> [PROVIDED PASSAGE]
I second the 10th kingdom. It starts in familiar territory, but turns everything on its head and brings things in an unexpected direction. It's brilliant.


----------



## kiercoria99

LOTR - Visually stunning, I thought it was a great adaptation, superb acting.  I never wanted it to end.
Highlander - loved the soudtrack, the scene trasitions were great, and who doesn't enjoy men hacking away at each other with swords in NYC.  Loved Kurgen, made me a Clancy Brown fan.
LadyHawke - Broderick's character kept me laughing.  Found the lover's predicament poignant.


----------



## GameMasterNick

I'll try to come up with some that haven't been mentioned.  
Many great ones on the list so far!

*Star Wars *- While it has all the trappings of Sci-Fi, it lacks the substantive science background most require to put it there.  And the story doesn't revolve around science, but around the fantastic quasi-mystical element of the Force.  Retconning with midichlorians aside, the plot doesn't require science at all.  Did you know that Star Wars is shown 24 hours a day at US Immigration centers abroad?

*Spirited Away* - Animated film by Hayao Miyazaki.  It explores Japanese myth and legend (much like all of his earlier works) with believable and interesting characters... considering some of them are giant radishes, talking frogs and witches!  Out of all the Miyazaki films, this is the one that I feel best translates to Western audiences while captivating viewers in its homeland.

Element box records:
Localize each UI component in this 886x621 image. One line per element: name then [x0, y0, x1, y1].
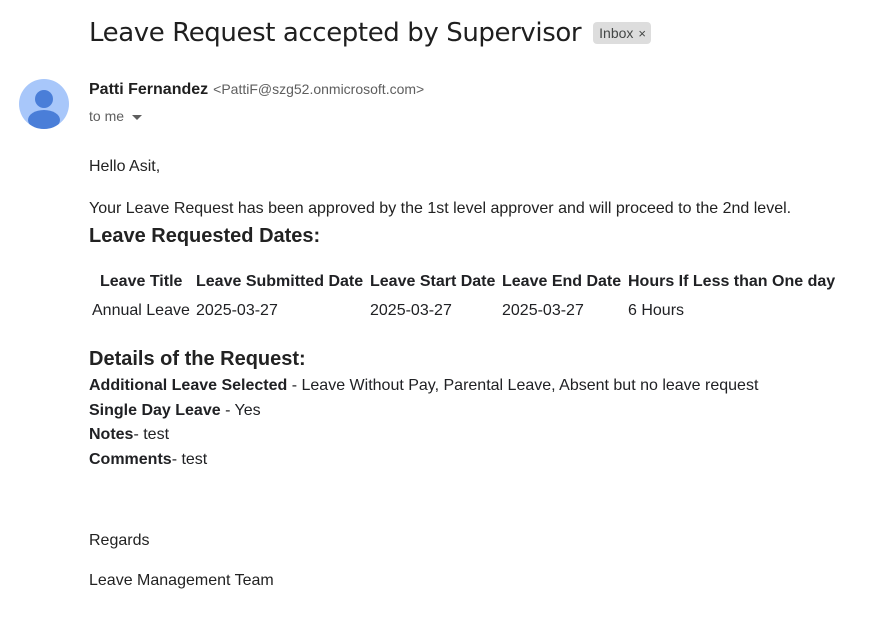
remove-label-icon[interactable]: × [638, 26, 646, 41]
detail-line: Comments- test [89, 451, 207, 469]
table-header: Leave Title [100, 273, 183, 290]
sender-email: <PattiF@szg52.onmicrosoft.com> [213, 81, 425, 97]
inbox-label-text: Inbox [599, 25, 634, 41]
table-cell: 2025-03-27 [502, 302, 584, 319]
dates-heading: Leave Requested Dates: [89, 225, 321, 247]
details-heading: Details of the Request: [89, 348, 306, 370]
table-header: Leave Start Date [370, 273, 496, 290]
detail-line: Single Day Leave - Yes [89, 402, 261, 420]
table-header: Leave Submitted Date [196, 273, 364, 290]
inbox-label-chip[interactable]: Inbox × [593, 22, 651, 44]
table-cell: 2025-03-27 [370, 302, 452, 319]
sender-avatar[interactable] [19, 79, 69, 129]
sender-line: Patti Fernandez <PattiF@szg52.onmicrosof… [89, 81, 424, 99]
subject-row: Leave Request accepted by Supervisor Inb… [89, 18, 651, 48]
detail-value: - Leave Without Pay, Parental Leave, Abs… [287, 377, 759, 394]
person-icon [28, 90, 60, 129]
caret-down-icon[interactable] [132, 114, 143, 120]
sender-name[interactable]: Patti Fernandez [89, 81, 208, 99]
detail-value: - test [133, 426, 170, 443]
detail-value: - Yes [220, 402, 261, 419]
table-cell: 6 Hours [628, 302, 685, 319]
recipient-toggle[interactable]: to me [89, 108, 143, 124]
detail-line: Notes- test [89, 426, 169, 444]
email-subject: Leave Request accepted by Supervisor [89, 18, 582, 48]
table-header: Hours If Less than One day [628, 273, 836, 290]
table-cell: 2025-03-27 [196, 302, 278, 319]
detail-label: Single Day Leave [89, 402, 221, 419]
intro-text: Your Leave Request has been approved by … [89, 200, 792, 217]
detail-label: Comments [89, 451, 172, 468]
table-header: Leave End Date [502, 273, 622, 290]
table-cell: Annual Leave [92, 302, 190, 319]
signature-text: Leave Management Team [89, 572, 274, 589]
detail-label: Notes [89, 426, 134, 443]
greeting: Hello Asit, [89, 158, 161, 175]
recipient-text: to me [89, 108, 125, 124]
detail-value: - test [171, 451, 208, 468]
detail-line: Additional Leave Selected - Leave Withou… [89, 377, 758, 395]
detail-label: Additional Leave Selected [89, 377, 288, 394]
regards-text: Regards [89, 532, 150, 549]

> [PARTS OF THE EXERCISE]
A. In the fantasy film thread, substitute "technology" for "science" and write out the stretch from "LadyHawke - Broderick's" through "Immigration centers abroad?".
B. Continue the fantasy film thread from the point where it stops.

> [WRITTEN RESPONSES]
A.
LadyHawke - Broderick's character kept me laughing.  Found the lover's predicament poignant.


----------



## GameMasterNick

I'll try to come up with some that haven't been mentioned.  
Many great ones on the list so far!

*Star Wars *- While it has all the trappings of Sci-Fi, it lacks the substantive technology background most require to put it there.  And the story doesn't revolve around technology, but around the fantastic quasi-mystical element of the Force.  Retconning with midichlorians aside, the plot doesn't require technology at all.  Did you know that Star Wars is shown 24 hours a day at US Immigration centers abroad?

B.
*28 Days Later* - Perhaps the best of the Resident Evil Movies... oh wait, it wasn't?  28 Days Later brought the quick-moving zombies normally reserved for video games to the silver screen.  I've always wondered why dogs get smarter, faster and stronger when they turn undead... yet humans become shambling, mindless creepers.  Perhaps the most "realistic" zombie film since the original Dawn of the Dead.  May be considered sci-fi... more science elements than Star Wars, anyway!


----------



## FLCarrington

All of you have responded with great movies! I will say for myself that the Back To The Future trilogy was the best ever!


----------



## Neunzehn

*Howl's Moving castle*

Great storyline, never boring. Also the art is interesting.


----------



## thenavdeepdahiya

Lotr
Harry potter
Pan's labrynth


----------



## Shaun b.

Fellowship - the old animated one.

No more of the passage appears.